▸ **WHAT THE TASK REQUIRES**: From the records below, copy every line that contains the word "котором".

□ □ □ □

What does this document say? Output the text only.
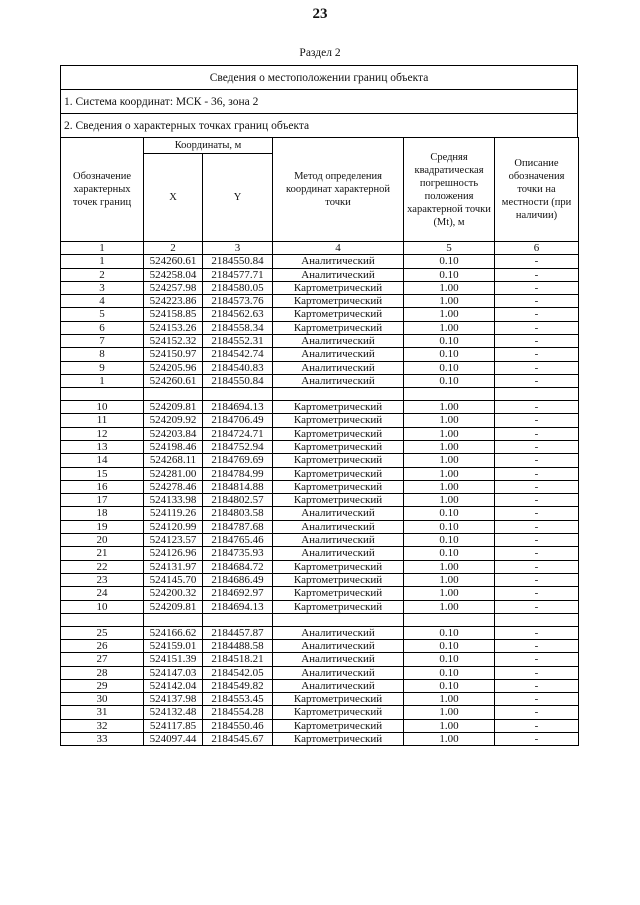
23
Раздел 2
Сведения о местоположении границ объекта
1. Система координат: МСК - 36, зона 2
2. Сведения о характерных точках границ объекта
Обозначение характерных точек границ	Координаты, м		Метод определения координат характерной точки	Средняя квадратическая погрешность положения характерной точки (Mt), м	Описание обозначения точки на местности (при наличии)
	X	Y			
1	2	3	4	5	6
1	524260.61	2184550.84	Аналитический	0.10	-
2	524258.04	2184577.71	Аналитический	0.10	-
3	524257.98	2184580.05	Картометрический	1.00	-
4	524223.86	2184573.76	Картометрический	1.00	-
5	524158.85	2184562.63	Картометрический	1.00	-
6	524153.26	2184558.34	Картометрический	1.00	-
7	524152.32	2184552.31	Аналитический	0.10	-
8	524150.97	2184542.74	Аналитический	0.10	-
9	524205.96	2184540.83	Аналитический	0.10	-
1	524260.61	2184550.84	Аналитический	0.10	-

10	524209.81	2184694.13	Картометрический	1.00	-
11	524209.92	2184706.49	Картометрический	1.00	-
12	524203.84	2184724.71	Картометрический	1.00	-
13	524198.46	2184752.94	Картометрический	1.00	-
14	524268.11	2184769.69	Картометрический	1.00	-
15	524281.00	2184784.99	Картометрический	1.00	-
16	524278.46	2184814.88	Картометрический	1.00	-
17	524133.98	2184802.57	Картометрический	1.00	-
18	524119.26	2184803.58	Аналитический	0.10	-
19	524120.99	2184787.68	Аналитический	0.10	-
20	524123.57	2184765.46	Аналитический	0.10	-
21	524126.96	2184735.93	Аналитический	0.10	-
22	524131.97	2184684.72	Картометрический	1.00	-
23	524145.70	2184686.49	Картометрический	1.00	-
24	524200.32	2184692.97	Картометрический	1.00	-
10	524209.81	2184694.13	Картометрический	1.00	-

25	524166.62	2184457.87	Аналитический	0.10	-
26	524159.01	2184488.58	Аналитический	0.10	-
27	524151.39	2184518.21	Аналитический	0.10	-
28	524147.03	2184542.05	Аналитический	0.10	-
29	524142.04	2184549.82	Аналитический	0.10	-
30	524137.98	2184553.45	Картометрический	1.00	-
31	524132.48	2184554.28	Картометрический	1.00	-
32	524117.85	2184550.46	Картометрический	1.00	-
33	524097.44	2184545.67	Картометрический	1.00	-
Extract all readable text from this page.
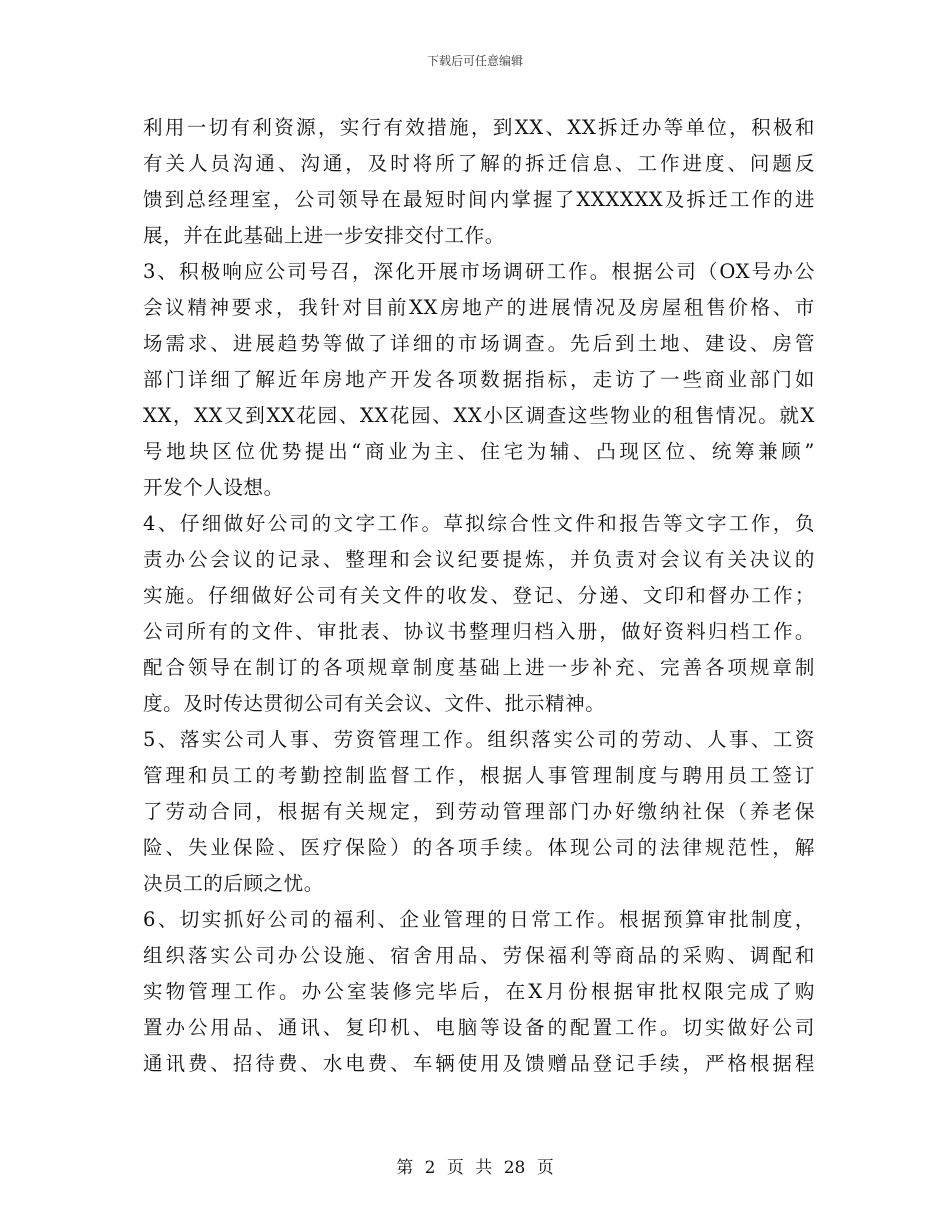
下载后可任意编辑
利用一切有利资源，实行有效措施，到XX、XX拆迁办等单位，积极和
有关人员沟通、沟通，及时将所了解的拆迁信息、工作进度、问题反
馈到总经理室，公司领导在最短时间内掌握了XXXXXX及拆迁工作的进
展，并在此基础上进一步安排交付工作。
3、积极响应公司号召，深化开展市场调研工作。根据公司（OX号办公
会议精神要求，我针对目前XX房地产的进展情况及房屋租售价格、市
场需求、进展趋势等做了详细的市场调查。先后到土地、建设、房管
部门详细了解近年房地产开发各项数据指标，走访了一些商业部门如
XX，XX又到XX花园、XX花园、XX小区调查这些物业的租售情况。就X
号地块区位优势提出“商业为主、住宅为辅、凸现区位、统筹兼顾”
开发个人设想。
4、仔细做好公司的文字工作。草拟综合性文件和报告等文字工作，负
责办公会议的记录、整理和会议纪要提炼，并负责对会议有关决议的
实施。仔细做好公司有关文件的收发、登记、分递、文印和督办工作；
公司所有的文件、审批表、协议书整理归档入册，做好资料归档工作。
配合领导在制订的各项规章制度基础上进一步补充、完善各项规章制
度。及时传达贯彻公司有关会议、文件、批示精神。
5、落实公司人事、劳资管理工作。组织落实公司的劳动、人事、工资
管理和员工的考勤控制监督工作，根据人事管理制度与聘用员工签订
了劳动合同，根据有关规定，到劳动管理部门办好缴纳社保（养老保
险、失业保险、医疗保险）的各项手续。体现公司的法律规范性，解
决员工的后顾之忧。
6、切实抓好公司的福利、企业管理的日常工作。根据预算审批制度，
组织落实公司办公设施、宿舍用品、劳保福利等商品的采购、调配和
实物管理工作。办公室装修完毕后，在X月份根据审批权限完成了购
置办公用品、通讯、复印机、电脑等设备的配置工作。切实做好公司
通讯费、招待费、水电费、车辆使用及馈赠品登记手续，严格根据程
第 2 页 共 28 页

□ □ □ □

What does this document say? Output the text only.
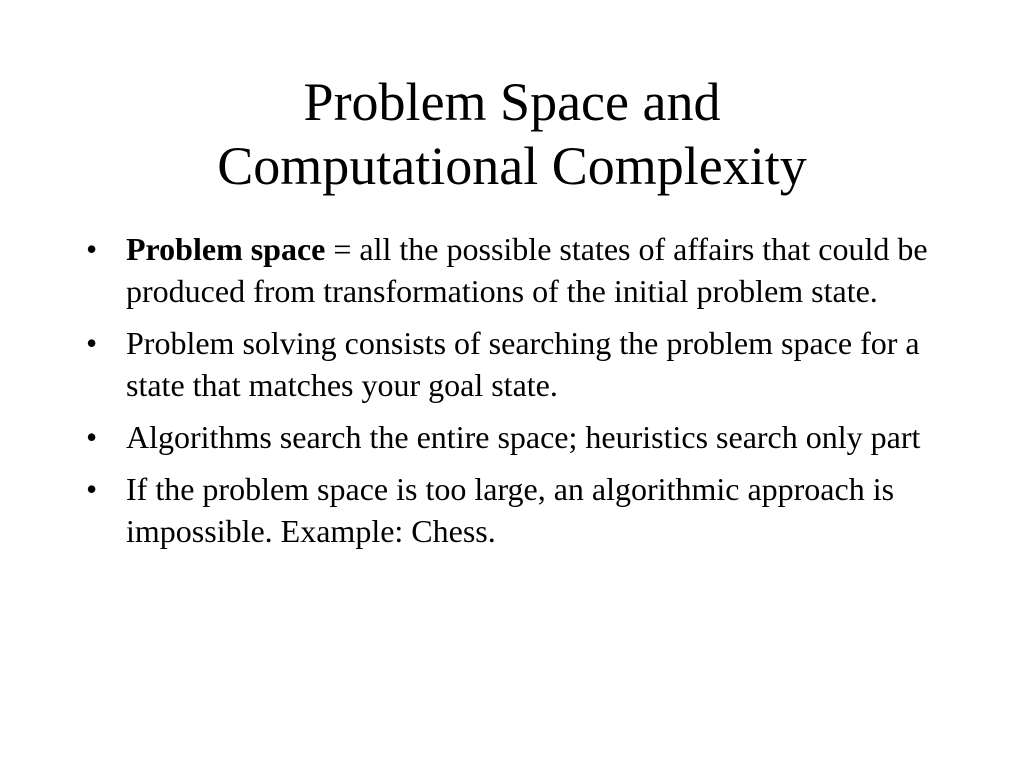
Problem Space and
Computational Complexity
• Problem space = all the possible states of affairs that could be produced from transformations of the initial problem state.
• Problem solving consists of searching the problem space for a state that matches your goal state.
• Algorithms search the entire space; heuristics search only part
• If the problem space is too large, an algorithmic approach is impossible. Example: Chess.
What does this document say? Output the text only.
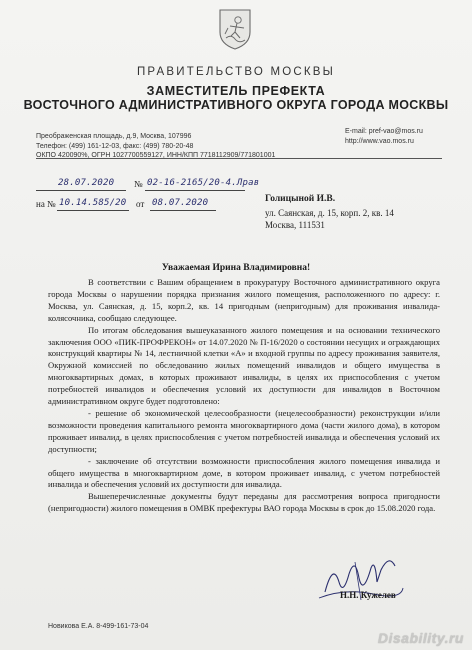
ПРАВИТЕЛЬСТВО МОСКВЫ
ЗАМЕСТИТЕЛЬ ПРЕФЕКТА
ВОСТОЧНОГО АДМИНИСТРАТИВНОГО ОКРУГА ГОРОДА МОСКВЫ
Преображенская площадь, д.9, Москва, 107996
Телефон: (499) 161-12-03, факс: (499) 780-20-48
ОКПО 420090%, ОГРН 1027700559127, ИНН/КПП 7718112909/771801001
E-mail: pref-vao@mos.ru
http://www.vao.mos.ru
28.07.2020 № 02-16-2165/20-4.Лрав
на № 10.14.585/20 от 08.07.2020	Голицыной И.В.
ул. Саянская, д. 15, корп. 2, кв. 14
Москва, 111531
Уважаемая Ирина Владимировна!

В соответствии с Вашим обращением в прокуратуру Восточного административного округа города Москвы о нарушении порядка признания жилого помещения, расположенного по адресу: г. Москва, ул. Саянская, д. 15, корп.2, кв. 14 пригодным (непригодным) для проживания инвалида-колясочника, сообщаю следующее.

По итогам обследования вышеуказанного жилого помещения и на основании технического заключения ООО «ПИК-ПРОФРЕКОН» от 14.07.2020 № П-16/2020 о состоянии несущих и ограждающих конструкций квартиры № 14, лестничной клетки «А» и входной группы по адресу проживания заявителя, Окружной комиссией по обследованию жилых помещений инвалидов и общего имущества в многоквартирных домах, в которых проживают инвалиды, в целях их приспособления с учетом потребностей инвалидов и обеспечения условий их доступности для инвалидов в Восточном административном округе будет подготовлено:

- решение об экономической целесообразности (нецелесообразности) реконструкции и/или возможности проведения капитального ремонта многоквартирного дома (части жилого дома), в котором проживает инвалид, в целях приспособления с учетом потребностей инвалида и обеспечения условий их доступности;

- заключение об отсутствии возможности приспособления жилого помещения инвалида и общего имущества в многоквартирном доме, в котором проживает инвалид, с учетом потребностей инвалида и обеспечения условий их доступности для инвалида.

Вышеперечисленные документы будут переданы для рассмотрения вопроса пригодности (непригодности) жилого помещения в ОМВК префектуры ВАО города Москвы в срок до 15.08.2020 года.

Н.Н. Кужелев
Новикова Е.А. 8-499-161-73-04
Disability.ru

□ □ □ □

▸ **TASK SOLUTION**:
- решение об экономической целесообразности (нецелесообразности) реконструкции и/или возможности проведения капитального ремонта многоквартирного дома (части жилого дома), в котором проживает инвалид, в целях приспособления с учетом потребностей инвалида и обеспечения условий их доступности;
- заключение об отсутствии возможности приспособления жилого помещения инвалида и общего имущества в многоквартирном доме, в котором проживает инвалид, с учетом потребностей инвалида и обеспечения условий их доступности для инвалида.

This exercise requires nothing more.